_Aufgabenstellung_
Setzen Sie den Artikel über die Suche nach einem neuen Sportdirektor beim 1. FC Köln im Anschluss an seinen letzten Satz fort.

_Ausgangsdokument_
====================

Der Name des ehemaligen HSV-Sportdirektors kursiert rund um das Geißbockheim. In der Domstadt ist mal wieder das Chaos ausgebrochen.

Köln. Als er den Zustand des 1. FC Köln bei der Diskussionsrunde des Fernsehsenders „Sky“ kommentieren sollte, reagierte Franz Beckenbauer sarkastisch. „Wolfgang Overath ist gegangen, Volker Finke ist weg, Podolski wird wahrscheinlich gehen. Ich frage mich, ist der Geißbock noch da?“, sagte Beckenbauer. Hennes VIII., der prächtige Ziegenbock, gehütet von einer Dame mit dem Namen Schäfer, steht tatsächlich noch im Stall in Köln-Widdersdorf. Das menschliche Personal in der Führungsebene des Fußball-Bundesligisten unterliegt aber einem zunehmenden Schwund. Für die Besetzung des seit November vakanten Präsidentenpostens fahndet der Klub auch mithilfe von Headhuntern, da bisher kein geeigneter Kandidat für die Overath-Nachfolge aufzutreiben ist. Den Abbau sportlicher Kompetenz forcierte der Verein am Wochenende mit der Entsorgung von Sportdirektor Volker Finke. Mitten im Abstiegskampf leistet sich der Klub ein weiteres Vakuum an einer wichtigen Schaltstelle.

Horstmann: Finke wusste vor dem Spiel nichts davon

„Wir suchen einen Nachfolger“, sagte der Verwaltungsratsvorsitzende Werner Wolf in staatstragendem Tonfall, als wäre allein mit dieser Selbstverständlichkeit schon eine Entscheidung gefallen. Wer überhaupt noch im Verein über neues Personal, das den FC sportlich weiterbringen kann, urteilen soll, fragen sich in Köln viele. Den Verantwortungsträgern hängt der Ruf an, fußballerische Laien zu sein. Eine naheliegende Lösung zur Finke-Nachfolge könnten aber auch sie geregelt bekommen. Mit Dietmar Beiersdorfer ist ein Mann auf dem Markt, mit dem die Kölner auch schon vor Finkes Verpflichtung vor 13 Monaten verhandelt hatten.

Beiersdorf leistete überzeugende Arbeit beim Hamburger SV (2002-2009), später bis April 2011 bei Red Bull Salzburg mit Zuständigkeiten für andere Fußball-Teams des Rote-Bullen-Unternehmens. Zudem kennt der 38-Jährige Köln, denn der gebürtige Franke spielte 1996 eine halbe Saison für die Domstädter, ehe er nach Reggiana wechselte. Er sehe seine Zukunft als Sportmanager, sagte der frühere Abwehrspieler der Zeitung „Express“ (Montagausgabe), die Beiersdorfer zum „Top-Favorit“ erklärte. Zumindest am Sonntag fand aber noch kein Kontakt zwischen dem 1. FC Köln und Beiersdorfer statt. „Wir müssen in Ruhe und Sorgfalt entscheiden“, sagte Hauptgeschäftsführer Claus Horstmann.

====================

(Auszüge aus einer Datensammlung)
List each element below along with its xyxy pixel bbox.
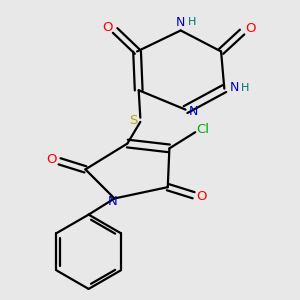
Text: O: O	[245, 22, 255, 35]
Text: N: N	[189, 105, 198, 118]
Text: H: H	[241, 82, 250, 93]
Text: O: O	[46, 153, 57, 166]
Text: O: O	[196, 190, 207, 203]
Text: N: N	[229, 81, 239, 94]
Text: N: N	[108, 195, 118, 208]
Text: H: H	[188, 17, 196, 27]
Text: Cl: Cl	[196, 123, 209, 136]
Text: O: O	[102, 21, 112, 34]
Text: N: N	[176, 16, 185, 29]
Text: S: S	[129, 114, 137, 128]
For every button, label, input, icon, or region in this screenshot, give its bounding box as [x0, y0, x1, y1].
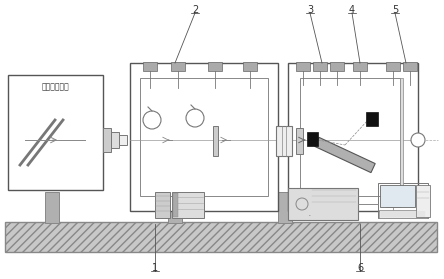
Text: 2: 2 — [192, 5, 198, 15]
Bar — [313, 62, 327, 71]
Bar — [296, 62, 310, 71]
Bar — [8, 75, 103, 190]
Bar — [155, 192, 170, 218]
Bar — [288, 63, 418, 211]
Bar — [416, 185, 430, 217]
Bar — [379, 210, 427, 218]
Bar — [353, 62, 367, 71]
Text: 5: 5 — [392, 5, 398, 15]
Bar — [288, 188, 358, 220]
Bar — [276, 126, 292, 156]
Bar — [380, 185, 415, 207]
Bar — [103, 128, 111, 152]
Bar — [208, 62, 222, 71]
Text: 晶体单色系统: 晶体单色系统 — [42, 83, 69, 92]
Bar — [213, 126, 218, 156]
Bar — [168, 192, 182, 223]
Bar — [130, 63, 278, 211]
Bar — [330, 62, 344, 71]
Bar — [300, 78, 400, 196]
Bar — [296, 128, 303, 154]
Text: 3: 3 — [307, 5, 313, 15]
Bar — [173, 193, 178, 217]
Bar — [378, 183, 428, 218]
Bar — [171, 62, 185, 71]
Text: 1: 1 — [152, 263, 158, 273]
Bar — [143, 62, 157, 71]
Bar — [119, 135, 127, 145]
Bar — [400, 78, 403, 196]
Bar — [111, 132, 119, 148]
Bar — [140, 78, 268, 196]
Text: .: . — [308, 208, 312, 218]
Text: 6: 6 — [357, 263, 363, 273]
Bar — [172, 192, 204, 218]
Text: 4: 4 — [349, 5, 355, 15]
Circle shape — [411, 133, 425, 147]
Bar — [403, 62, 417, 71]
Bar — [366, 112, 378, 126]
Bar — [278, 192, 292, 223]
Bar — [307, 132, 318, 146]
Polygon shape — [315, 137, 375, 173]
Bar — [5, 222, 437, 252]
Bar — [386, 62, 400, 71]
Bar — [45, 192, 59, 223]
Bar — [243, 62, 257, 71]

====================

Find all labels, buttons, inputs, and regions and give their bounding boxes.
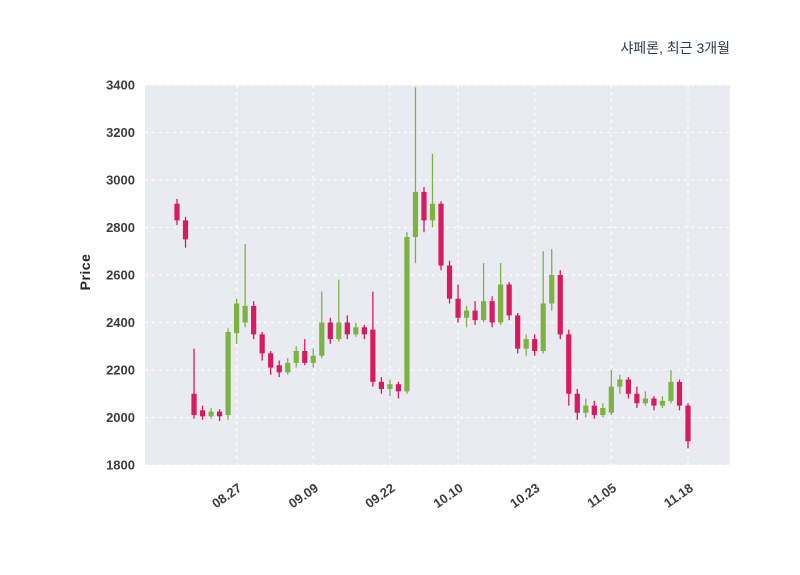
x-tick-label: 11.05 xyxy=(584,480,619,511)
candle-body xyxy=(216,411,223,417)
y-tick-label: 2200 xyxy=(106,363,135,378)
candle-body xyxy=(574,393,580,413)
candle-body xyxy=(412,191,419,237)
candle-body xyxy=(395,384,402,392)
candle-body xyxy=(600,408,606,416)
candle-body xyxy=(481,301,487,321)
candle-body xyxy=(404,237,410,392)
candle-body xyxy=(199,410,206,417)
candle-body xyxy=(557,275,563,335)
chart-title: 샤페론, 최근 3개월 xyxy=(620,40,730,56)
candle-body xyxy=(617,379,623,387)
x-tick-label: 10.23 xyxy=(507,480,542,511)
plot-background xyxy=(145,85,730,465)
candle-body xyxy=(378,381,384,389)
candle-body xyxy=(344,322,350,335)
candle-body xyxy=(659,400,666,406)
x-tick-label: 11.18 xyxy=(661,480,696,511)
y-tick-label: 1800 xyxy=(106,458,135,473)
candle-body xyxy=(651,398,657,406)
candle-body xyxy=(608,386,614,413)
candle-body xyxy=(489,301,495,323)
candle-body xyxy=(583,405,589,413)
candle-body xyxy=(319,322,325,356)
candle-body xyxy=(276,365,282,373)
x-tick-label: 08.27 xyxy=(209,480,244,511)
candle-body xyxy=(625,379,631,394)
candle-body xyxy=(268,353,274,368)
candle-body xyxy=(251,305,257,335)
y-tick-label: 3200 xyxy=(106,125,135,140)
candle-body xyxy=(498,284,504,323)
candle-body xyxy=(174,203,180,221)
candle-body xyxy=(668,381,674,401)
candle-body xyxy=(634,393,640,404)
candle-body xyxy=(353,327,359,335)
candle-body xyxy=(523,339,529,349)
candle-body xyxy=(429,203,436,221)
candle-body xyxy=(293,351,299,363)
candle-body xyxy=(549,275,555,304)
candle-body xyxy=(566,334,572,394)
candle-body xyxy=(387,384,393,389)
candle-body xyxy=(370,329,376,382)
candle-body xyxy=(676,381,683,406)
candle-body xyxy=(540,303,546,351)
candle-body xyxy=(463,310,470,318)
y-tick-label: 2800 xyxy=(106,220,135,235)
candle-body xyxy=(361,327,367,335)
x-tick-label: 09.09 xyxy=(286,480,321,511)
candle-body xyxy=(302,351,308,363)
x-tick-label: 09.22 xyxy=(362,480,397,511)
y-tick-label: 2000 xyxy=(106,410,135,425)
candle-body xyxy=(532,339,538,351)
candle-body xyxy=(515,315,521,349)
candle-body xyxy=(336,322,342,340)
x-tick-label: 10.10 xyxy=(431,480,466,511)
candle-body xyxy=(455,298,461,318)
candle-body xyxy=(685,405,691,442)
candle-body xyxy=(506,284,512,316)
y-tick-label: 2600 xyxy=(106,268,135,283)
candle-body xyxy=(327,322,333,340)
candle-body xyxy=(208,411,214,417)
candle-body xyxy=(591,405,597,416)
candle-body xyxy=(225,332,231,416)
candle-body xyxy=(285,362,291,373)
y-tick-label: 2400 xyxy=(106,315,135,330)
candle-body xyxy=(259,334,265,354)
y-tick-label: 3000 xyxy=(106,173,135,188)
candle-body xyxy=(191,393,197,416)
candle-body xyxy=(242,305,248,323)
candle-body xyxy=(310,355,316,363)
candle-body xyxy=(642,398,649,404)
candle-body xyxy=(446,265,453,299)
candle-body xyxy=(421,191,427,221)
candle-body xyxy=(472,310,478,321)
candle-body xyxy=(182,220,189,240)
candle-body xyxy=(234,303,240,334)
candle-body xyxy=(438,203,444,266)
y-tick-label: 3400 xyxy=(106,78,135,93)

====================

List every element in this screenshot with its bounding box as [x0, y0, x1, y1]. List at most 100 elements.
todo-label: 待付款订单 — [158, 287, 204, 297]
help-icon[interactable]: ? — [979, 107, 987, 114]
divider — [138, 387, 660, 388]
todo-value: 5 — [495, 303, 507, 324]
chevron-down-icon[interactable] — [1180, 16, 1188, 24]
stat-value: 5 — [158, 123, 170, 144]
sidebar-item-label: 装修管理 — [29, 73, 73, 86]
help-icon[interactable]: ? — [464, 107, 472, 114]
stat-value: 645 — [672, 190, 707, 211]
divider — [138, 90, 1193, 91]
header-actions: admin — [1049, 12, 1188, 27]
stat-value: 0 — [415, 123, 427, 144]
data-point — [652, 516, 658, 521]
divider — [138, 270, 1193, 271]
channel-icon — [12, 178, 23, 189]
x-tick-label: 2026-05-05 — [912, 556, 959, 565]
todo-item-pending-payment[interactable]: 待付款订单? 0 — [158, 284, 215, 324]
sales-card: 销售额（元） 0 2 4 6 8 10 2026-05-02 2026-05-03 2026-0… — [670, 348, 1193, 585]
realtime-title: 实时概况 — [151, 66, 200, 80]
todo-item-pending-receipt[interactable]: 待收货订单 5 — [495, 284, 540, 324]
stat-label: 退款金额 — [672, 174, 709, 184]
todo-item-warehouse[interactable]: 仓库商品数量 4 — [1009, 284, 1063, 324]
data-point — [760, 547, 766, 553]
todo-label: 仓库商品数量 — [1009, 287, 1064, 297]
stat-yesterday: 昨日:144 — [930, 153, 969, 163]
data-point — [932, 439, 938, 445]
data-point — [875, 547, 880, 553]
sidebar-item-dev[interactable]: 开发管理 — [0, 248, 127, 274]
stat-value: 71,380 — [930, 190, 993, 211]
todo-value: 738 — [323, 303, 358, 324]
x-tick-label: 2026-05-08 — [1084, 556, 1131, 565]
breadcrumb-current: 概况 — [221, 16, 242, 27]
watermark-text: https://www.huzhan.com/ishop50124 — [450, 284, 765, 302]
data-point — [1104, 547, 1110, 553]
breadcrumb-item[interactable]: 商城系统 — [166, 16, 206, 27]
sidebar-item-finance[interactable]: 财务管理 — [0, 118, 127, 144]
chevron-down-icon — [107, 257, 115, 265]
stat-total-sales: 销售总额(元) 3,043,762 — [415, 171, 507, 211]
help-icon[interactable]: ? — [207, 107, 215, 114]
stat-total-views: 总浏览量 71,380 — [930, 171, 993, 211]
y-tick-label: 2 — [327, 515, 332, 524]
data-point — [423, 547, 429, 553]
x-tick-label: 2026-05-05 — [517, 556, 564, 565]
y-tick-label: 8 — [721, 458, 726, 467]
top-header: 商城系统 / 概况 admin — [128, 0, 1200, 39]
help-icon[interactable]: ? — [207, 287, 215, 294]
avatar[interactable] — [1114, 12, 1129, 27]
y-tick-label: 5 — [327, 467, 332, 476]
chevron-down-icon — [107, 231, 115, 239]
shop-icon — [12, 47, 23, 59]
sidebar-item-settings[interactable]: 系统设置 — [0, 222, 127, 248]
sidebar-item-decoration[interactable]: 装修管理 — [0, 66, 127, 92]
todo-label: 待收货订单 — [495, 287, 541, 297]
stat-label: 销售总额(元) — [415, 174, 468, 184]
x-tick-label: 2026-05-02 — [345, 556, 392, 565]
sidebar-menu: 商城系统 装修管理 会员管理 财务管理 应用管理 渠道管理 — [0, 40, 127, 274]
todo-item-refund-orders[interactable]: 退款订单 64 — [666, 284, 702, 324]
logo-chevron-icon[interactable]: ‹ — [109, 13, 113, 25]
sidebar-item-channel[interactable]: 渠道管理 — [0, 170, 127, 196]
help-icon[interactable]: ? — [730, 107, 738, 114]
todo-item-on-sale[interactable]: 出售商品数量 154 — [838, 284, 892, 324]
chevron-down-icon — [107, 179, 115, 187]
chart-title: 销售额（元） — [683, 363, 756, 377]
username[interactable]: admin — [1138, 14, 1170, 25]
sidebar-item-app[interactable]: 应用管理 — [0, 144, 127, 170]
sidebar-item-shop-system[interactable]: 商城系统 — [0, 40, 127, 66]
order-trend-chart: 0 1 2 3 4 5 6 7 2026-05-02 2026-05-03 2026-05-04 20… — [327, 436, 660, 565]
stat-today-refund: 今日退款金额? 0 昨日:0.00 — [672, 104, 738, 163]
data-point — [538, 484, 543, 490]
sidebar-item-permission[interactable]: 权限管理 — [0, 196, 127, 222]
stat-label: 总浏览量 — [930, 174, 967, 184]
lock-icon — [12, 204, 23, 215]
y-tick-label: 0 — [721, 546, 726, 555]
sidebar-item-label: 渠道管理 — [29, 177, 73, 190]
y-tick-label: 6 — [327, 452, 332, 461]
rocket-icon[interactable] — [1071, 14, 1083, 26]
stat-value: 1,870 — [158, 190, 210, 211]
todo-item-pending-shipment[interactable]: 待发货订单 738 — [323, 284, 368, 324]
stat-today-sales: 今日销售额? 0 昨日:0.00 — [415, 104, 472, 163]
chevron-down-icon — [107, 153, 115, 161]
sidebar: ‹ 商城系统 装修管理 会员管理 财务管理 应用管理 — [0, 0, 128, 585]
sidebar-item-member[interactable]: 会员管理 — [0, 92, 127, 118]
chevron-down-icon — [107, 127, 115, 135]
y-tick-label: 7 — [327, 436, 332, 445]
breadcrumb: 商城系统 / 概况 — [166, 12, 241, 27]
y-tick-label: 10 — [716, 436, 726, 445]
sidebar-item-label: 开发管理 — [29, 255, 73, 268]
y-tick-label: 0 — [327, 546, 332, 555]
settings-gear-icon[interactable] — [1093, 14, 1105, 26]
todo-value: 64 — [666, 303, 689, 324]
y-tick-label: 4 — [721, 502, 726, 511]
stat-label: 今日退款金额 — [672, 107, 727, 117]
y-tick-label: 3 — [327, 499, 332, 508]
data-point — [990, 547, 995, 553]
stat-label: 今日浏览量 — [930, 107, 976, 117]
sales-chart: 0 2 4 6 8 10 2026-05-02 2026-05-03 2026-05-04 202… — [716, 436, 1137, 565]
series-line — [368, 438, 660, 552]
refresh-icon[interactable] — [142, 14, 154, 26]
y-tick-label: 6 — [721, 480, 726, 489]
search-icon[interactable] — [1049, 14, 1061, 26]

====================

_Ergebnis der Aufgabe_
Ein anderer Kandidat, der sofort nach dem Finke-Abgang genannt wurde, ist Andreas Rettig. „Ich konzentriere mich nur auf einen FC - und das ist Augsburg“, sagte Rettig, dessen Engagement als Manager beim Aufsteiger im Sommer endet. Eine Rückkehr nach Köln, wo der Leverkusener von 2002 bis 2005 als Manager tätig war, erscheint eher unwahrscheinlich, wobei er die Nähe zum Verein stets weiter pflegte. Rettig war es auch, der den Kölnern Ende 2010 Finke als Verpflichtung empfohlen hatte. Zunächst wird Frank Schaefer, der Trainer der vorigen Saion, in Zusammenarbeit mit Scouting-Chef Boris Notzon einige Aufgaben des Sportdirektors übernehmen. Leverkusens Ex-Manager Reiner Calmund empfahl im „Express“, die Kölner sollten Schaefer als Dauerlösung installieren.

Als Finke weg war, war ein allgemeines Aufatmen aus Erleichterung zu vernehmen, bis auf einige Spieler, die ihm nahe standen. Die Trennung war offenbar vorbereitet worden, zudem waren einige eingeweiht. „Das überrascht mich nicht“, sagte Lukas Podolski. Es ist durchaus möglich, dass er informiert war. Finkes Rauswurf soll seit Mitte voriger Woche geplant gewesen sein. Frisch tätowiert mit „Cologne“ und dem Stadtwappen auf dem Arm lief der Nationalspieler gegen Hertha BSC auf. Fest steht, dass ihn ein Wechsel zu Arsenal reizen würde, aber die Hoffnungen bei den Fans sind gewachsen, dass er doch bleibt. Doch ohne Manager findet Podolski beim FC keinen Verhandlungspartner mehr. (dapd)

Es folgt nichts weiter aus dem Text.